*** PROVIDED MATERIAL ***
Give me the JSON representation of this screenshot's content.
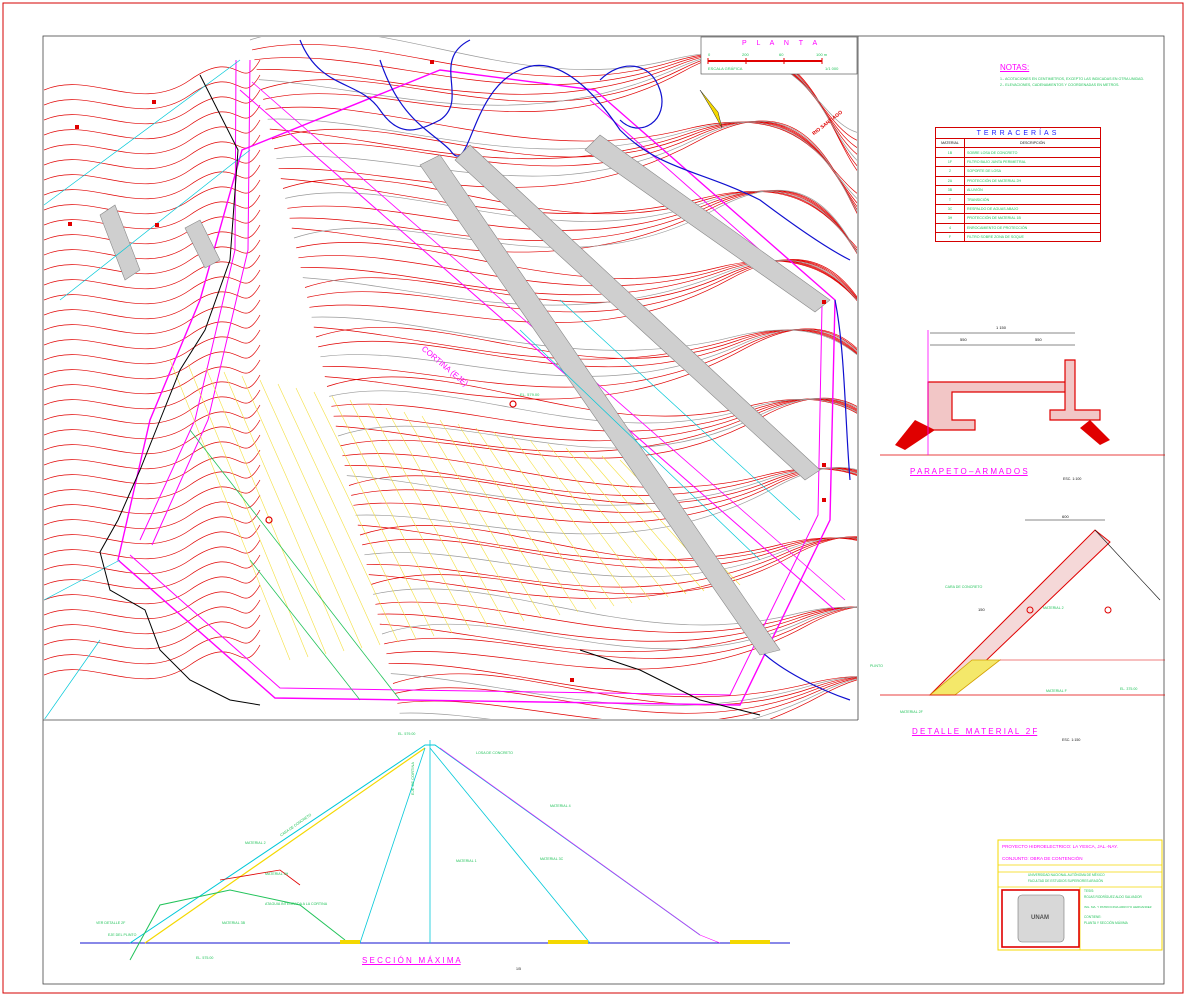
{
  "plan": {
    "title": "P L A N T A",
    "scale_ticks": [
      "0",
      "200",
      "60",
      "100 m"
    ],
    "scale_caption": "ESCALA GRÁFICA",
    "scale_ratio": "1/1 000",
    "river_label": "RIO SANTIAGO",
    "dam_axis_label": "CORTINA (EJE)",
    "elevation_label": "EL. 579.00"
  },
  "notes": {
    "title": "NOTAS:",
    "lines": [
      "1.- ACOTACIONES EN CENTIMETROS, EXCEPTO LAS INDICADAS EN OTRA UNIDAD.",
      "2.- ELEVACIONES, CADENAMIENTOS Y COORDENADAS EN METROS."
    ]
  },
  "earthworks_table": {
    "title": "TERRACERÍAS",
    "headers": [
      "MATERIAL",
      "DESCRIPCIÓN"
    ],
    "rows": [
      [
        "1B",
        "SOBRE LOSA DE CONCRETO"
      ],
      [
        "1F",
        "FILTRO BAJO JUNTA PERIMETRAL"
      ],
      [
        "2",
        "SOPORTE DE LOSA"
      ],
      [
        "2A",
        "PROTECCIÓN DE MATERIAL 2H"
      ],
      [
        "3B",
        "ALUVIÓN"
      ],
      [
        "T",
        "TRANSICIÓN"
      ],
      [
        "3C",
        "RESPALDO DE AGUAS ABAJO"
      ],
      [
        "3H",
        "PROTECCIÓN DE MATERIAL 1B"
      ],
      [
        "4",
        "ENROCAMIENTO DE PROTECCIÓN"
      ],
      [
        "F",
        "FILTRO SOBRE ZONA DE SOQUE"
      ]
    ]
  },
  "parapet": {
    "title": "P A R A P E T O – A R M A D O S",
    "scale": "ESC. 1:100",
    "dims": [
      "1 150",
      "550",
      "550"
    ]
  },
  "material_detail": {
    "title": "D E T A L L E   M A T E R I A L   2 F",
    "scale": "ESC. 1:150",
    "labels": [
      "CARA DE CONCRETO",
      "MATERIAL 2",
      "MATERIAL F",
      "MATERIAL 2F",
      "PLINTO",
      "EL. 375.00",
      "600",
      "150"
    ]
  },
  "section": {
    "title": "S E C C I Ó N   M Á X I M A",
    "scale": "1/5",
    "labels": [
      "EJE DE CORTINA",
      "MATERIAL 1",
      "MATERIAL 3C",
      "MATERIAL 4",
      "CARA DE CONCRETO",
      "MATERIAL 2",
      "MATERIAL 3H",
      "ATAGUIA INTEGRADA A LA CORTINA",
      "MATERIAL 3B",
      "EJE DEL PLINTO",
      "VER DETALLE 2F",
      "LOSA DE CONCRETO",
      "EL. 579.00",
      "EL. 575.00"
    ]
  },
  "title_block": {
    "project": "PROYECTO HIDROELECTRICO: LA YESCA, JAL.-NAY.",
    "subject": "CONJUNTO: OBRA DE CONTENCIÓN",
    "institution_1": "UNIVERSIDAD NACIONAL AUTÓNOMA DE MÉXICO",
    "institution_2": "FACULTAD DE ESTUDIOS SUPERIORES ARAGÓN",
    "author_label": "TESIS:",
    "author": "ROJAS RODRÍGUEZ ALDO SALVADOR",
    "advisor": "ING. MA. Y PATRIOCINIA ARROYO HERNANDEZ",
    "content_label": "CONTIENE:",
    "content": "PLANTA Y SECCIÓN MÁXIMA",
    "seal_text": "UNAM"
  },
  "colors": {
    "contour": "#e00000",
    "dam": "#ff00ff",
    "text": "#22c35a",
    "river": "#1010d0",
    "grid": "#00c8d8",
    "frame": "#d40000"
  }
}
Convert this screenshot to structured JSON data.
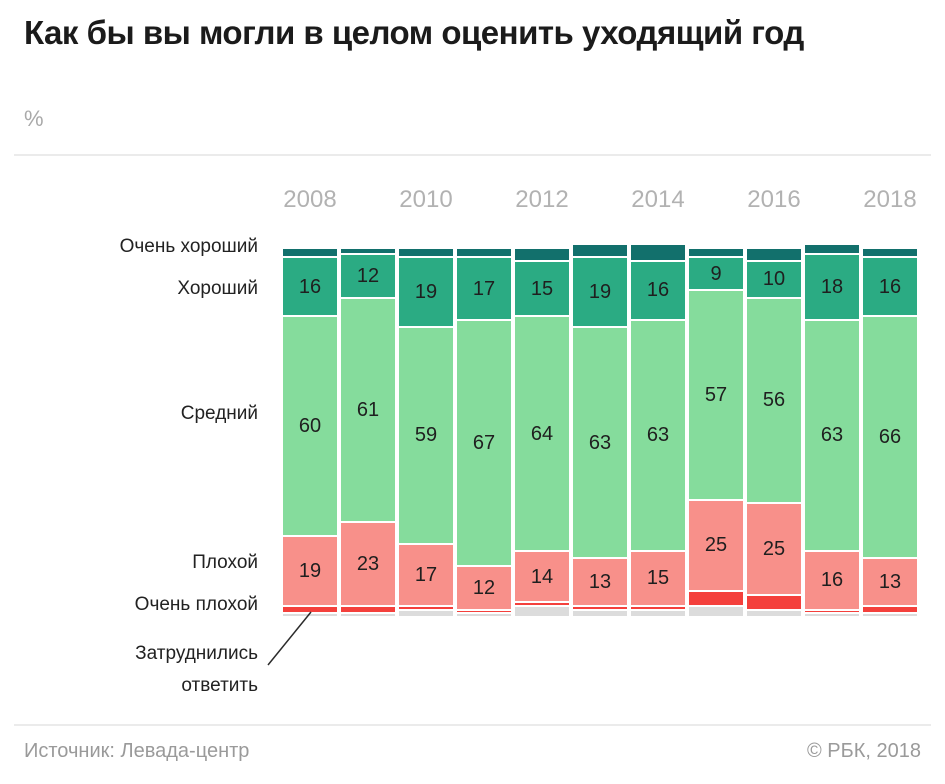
{
  "title": "Как бы вы могли в целом оценить уходящий год",
  "unit_label": "%",
  "footer": {
    "source": "Источник: Левада-центр",
    "copyright": "© РБК, 2018"
  },
  "colors": {
    "very_good": "#12706C",
    "good": "#2BAB83",
    "average": "#85DC9C",
    "bad": "#F8908A",
    "very_bad": "#F4403C",
    "difficult": "#DCDCDC",
    "title_text": "#1b1b1b",
    "muted_text": "#b2b2b2",
    "footer_text": "#9a9a9a"
  },
  "chart_data": {
    "type": "bar",
    "stacked": true,
    "percent_scale": true,
    "unit": "%",
    "x": [
      2008,
      2009,
      2010,
      2011,
      2012,
      2013,
      2014,
      2015,
      2016,
      2017,
      2018
    ],
    "x_axis_ticks": [
      "2008",
      "2010",
      "2012",
      "2014",
      "2016",
      "2018"
    ],
    "series": [
      {
        "key": "very-good",
        "name": "Очень хороший",
        "color": "#12706C",
        "show_value_labels": false,
        "values": [
          2,
          1,
          2,
          2,
          3,
          3,
          4,
          2,
          3,
          2,
          2
        ]
      },
      {
        "key": "good",
        "name": "Хороший",
        "color": "#2BAB83",
        "show_value_labels": true,
        "values": [
          16,
          12,
          19,
          17,
          15,
          19,
          16,
          9,
          10,
          18,
          16
        ]
      },
      {
        "key": "average",
        "name": "Средний",
        "color": "#85DC9C",
        "show_value_labels": true,
        "values": [
          60,
          61,
          59,
          67,
          64,
          63,
          63,
          57,
          56,
          63,
          66
        ]
      },
      {
        "key": "bad",
        "name": "Плохой",
        "color": "#F8908A",
        "show_value_labels": true,
        "values": [
          19,
          23,
          17,
          12,
          14,
          13,
          15,
          25,
          25,
          16,
          13
        ]
      },
      {
        "key": "very-bad",
        "name": "Очень плохой",
        "color": "#F4403C",
        "show_value_labels": false,
        "values": [
          2,
          2,
          1,
          1,
          1,
          1,
          1,
          4,
          4,
          1,
          2
        ]
      },
      {
        "key": "difficult",
        "name": "Затруднились ответить",
        "color": "#DCDCDC",
        "show_value_labels": false,
        "values": [
          1,
          1,
          2,
          1,
          3,
          2,
          2,
          3,
          2,
          1,
          1
        ]
      }
    ],
    "legend_position": "left-axis",
    "grid": false
  }
}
***
### PROBLEM TO SOLVE
Without including the pictures, return each record above exactly as it stands.

### EXPECTED ANSWER
Give me the JSON representation of this screenshot's content.
{
  "plan": {
    "title": "P L A N T A",
    "scale_ticks": [
      "0",
      "200",
      "60",
      "100 m"
    ],
    "scale_caption": "ESCALA GRÁFICA",
    "scale_ratio": "1/1 000",
    "river_label": "RIO SANTIAGO",
    "dam_axis_label": "CORTINA (EJE)",
    "elevation_label": "EL. 579.00"
  },
  "notes": {
    "title": "NOTAS:",
    "lines": [
      "1.- ACOTACIONES EN CENTIMETROS, EXCEPTO LAS INDICADAS EN OTRA UNIDAD.",
      "2.- ELEVACIONES, CADENAMIENTOS Y COORDENADAS EN METROS."
    ]
  },
  "earthworks_table": {
    "title": "TERRACERÍAS",
    "headers": [
      "MATERIAL",
      "DESCRIPCIÓN"
    ],
    "rows": [
      [
        "1B",
        "SOBRE LOSA DE CONCRETO"
      ],
      [
        "1F",
        "FILTRO BAJO JUNTA PERIMETRAL"
      ],
      [
        "2",
        "SOPORTE DE LOSA"
      ],
      [
        "2A",
        "PROTECCIÓN DE MATERIAL 2H"
      ],
      [
        "3B",
        "ALUVIÓN"
      ],
      [
        "T",
        "TRANSICIÓN"
      ],
      [
        "3C",
        "RESPALDO DE AGUAS ABAJO"
      ],
      [
        "3H",
        "PROTECCIÓN DE MATERIAL 1B"
      ],
      [
        "4",
        "ENROCAMIENTO DE PROTECCIÓN"
      ],
      [
        "F",
        "FILTRO SOBRE ZONA DE SOQUE"
      ]
    ]
  },
  "parapet": {
    "title": "P A R A P E T O – A R M A D O S",
    "scale": "ESC. 1:100",
    "dims": [
      "1 150",
      "550",
      "550"
    ]
  },
  "material_detail": {
    "title": "D E T A L L E   M A T E R I A L   2 F",
    "scale": "ESC. 1:150",
    "labels": [
      "CARA DE CONCRETO",
      "MATERIAL 2",
      "MATERIAL F",
      "MATERIAL 2F",
      "PLINTO",
      "EL. 375.00",
      "600",
      "150"
    ]
  },
  "section": {
    "title": "S E C C I Ó N   M Á X I M A",
    "scale": "1/5",
    "labels": [
      "EJE DE CORTINA",
      "MATERIAL 1",
      "MATERIAL 3C",
      "MATERIAL 4",
      "CARA DE CONCRETO",
      "MATERIAL 2",
      "MATERIAL 3H",
      "ATAGUIA INTEGRADA A LA CORTINA",
      "MATERIAL 3B",
      "EJE DEL PLINTO",
      "VER DETALLE 2F",
      "LOSA DE CONCRETO",
      "EL. 579.00",
      "EL. 575.00"
    ]
  },
  "title_block": {
    "project": "PROYECTO HIDROELECTRICO: LA YESCA, JAL.-NAY.",
    "subject": "CONJUNTO: OBRA DE CONTENCIÓN",
    "institution_1": "UNIVERSIDAD NACIONAL AUTÓNOMA DE MÉXICO",
    "institution_2": "FACULTAD DE ESTUDIOS SUPERIORES ARAGÓN",
    "author_label": "TESIS:",
    "author": "ROJAS RODRÍGUEZ ALDO SALVADOR",
    "advisor": "ING. MA. Y PATRIOCINIA ARROYO HERNANDEZ",
    "content_label": "CONTIENE:",
    "content": "PLANTA Y SECCIÓN MÁXIMA",
    "seal_text": "UNAM"
  },
  "colors": {
    "contour": "#e00000",
    "dam": "#ff00ff",
    "text": "#22c35a",
    "river": "#1010d0",
    "grid": "#00c8d8",
    "frame": "#d40000"
  }
}
Convert this screenshot to structured JSON data.
{
  "title": "Как бы вы могли в целом оценить уходящий год",
  "unit_label": "%",
  "footer": {
    "source": "Источник: Левада-центр",
    "copyright": "© РБК, 2018"
  },
  "colors": {
    "very_good": "#12706C",
    "good": "#2BAB83",
    "average": "#85DC9C",
    "bad": "#F8908A",
    "very_bad": "#F4403C",
    "difficult": "#DCDCDC",
    "title_text": "#1b1b1b",
    "muted_text": "#b2b2b2",
    "footer_text": "#9a9a9a"
  },
  "chart_data": {
    "type": "bar",
    "stacked": true,
    "percent_scale": true,
    "unit": "%",
    "x": [
      2008,
      2009,
      2010,
      2011,
      2012,
      2013,
      2014,
      2015,
      2016,
      2017,
      2018
    ],
    "x_axis_ticks": [
      "2008",
      "2010",
      "2012",
      "2014",
      "2016",
      "2018"
    ],
    "series": [
      {
        "key": "very-good",
        "name": "Очень хороший",
        "color": "#12706C",
        "show_value_labels": false,
        "values": [
          2,
          1,
          2,
          2,
          3,
          3,
          4,
          2,
          3,
          2,
          2
        ]
      },
      {
        "key": "good",
        "name": "Хороший",
        "color": "#2BAB83",
        "show_value_labels": true,
        "values": [
          16,
          12,
          19,
          17,
          15,
          19,
          16,
          9,
          10,
          18,
          16
        ]
      },
      {
        "key": "average",
        "name": "Средний",
        "color": "#85DC9C",
        "show_value_labels": true,
        "values": [
          60,
          61,
          59,
          67,
          64,
          63,
          63,
          57,
          56,
          63,
          66
        ]
      },
      {
        "key": "bad",
        "name": "Плохой",
        "color": "#F8908A",
        "show_value_labels": true,
        "values": [
          19,
          23,
          17,
          12,
          14,
          13,
          15,
          25,
          25,
          16,
          13
        ]
      },
      {
        "key": "very-bad",
        "name": "Очень плохой",
        "color": "#F4403C",
        "show_value_labels": false,
        "values": [
          2,
          2,
          1,
          1,
          1,
          1,
          1,
          4,
          4,
          1,
          2
        ]
      },
      {
        "key": "difficult",
        "name": "Затруднились ответить",
        "color": "#DCDCDC",
        "show_value_labels": false,
        "values": [
          1,
          1,
          2,
          1,
          3,
          2,
          2,
          3,
          2,
          1,
          1
        ]
      }
    ],
    "legend_position": "left-axis",
    "grid": false
  }
}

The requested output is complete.